GOAL: Reproduce everything from the line containing "Annotate this image: element" down to the line containing "step-2-badge: 2 [270, 291, 314, 335]", keeping both of those lines, and leave the pictures out of your answer.

EXERCISE MATERIAL:
-- begin --
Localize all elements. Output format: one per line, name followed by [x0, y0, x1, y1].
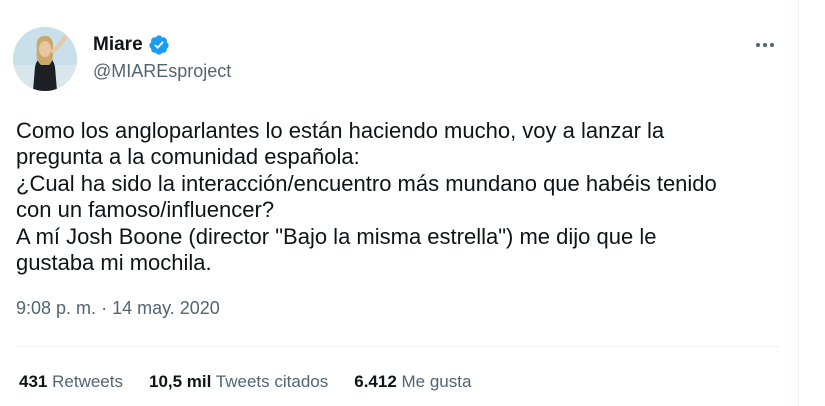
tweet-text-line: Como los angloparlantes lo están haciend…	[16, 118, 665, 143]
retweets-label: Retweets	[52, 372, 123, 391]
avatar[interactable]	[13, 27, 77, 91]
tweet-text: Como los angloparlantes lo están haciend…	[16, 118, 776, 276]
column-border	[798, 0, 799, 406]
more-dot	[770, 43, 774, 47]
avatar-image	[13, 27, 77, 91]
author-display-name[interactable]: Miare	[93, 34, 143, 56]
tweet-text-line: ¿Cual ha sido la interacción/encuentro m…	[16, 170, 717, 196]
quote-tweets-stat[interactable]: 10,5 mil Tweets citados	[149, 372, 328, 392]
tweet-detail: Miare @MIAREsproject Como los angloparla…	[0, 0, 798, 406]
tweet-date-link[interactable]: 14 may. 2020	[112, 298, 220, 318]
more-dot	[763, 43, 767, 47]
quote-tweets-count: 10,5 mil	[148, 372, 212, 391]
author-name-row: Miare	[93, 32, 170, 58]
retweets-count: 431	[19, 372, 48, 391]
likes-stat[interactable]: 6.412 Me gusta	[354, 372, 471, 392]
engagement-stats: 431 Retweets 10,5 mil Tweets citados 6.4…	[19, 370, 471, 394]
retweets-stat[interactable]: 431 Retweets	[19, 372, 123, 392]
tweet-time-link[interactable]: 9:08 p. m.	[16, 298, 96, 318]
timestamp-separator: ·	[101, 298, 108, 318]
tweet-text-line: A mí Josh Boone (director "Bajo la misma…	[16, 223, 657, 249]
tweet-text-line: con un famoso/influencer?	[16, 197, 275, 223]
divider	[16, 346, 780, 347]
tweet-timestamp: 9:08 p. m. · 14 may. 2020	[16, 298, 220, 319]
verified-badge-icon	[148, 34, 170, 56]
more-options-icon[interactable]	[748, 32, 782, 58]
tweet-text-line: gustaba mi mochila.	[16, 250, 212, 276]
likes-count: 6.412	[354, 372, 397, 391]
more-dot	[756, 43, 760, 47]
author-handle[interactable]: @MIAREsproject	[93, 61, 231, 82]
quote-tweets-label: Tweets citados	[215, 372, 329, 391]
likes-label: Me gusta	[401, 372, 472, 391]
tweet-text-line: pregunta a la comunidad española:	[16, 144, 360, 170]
-- end --
-- begin --
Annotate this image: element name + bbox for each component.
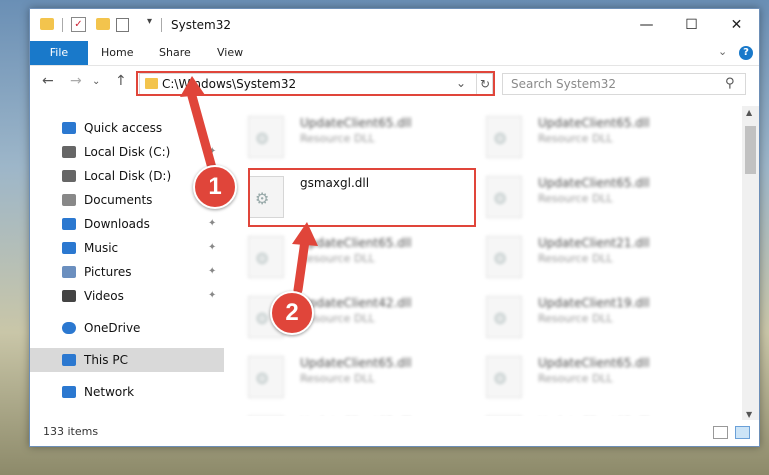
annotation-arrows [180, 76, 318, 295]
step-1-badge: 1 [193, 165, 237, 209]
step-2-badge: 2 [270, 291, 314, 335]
-- end --
OUTPUT OF THE EXERCISE:
Annotate this image: element name + bbox for each component.
annotation-arrows [180, 76, 318, 295]
step-1-badge: 1 [193, 165, 237, 209]
step-2-badge: 2 [270, 291, 314, 335]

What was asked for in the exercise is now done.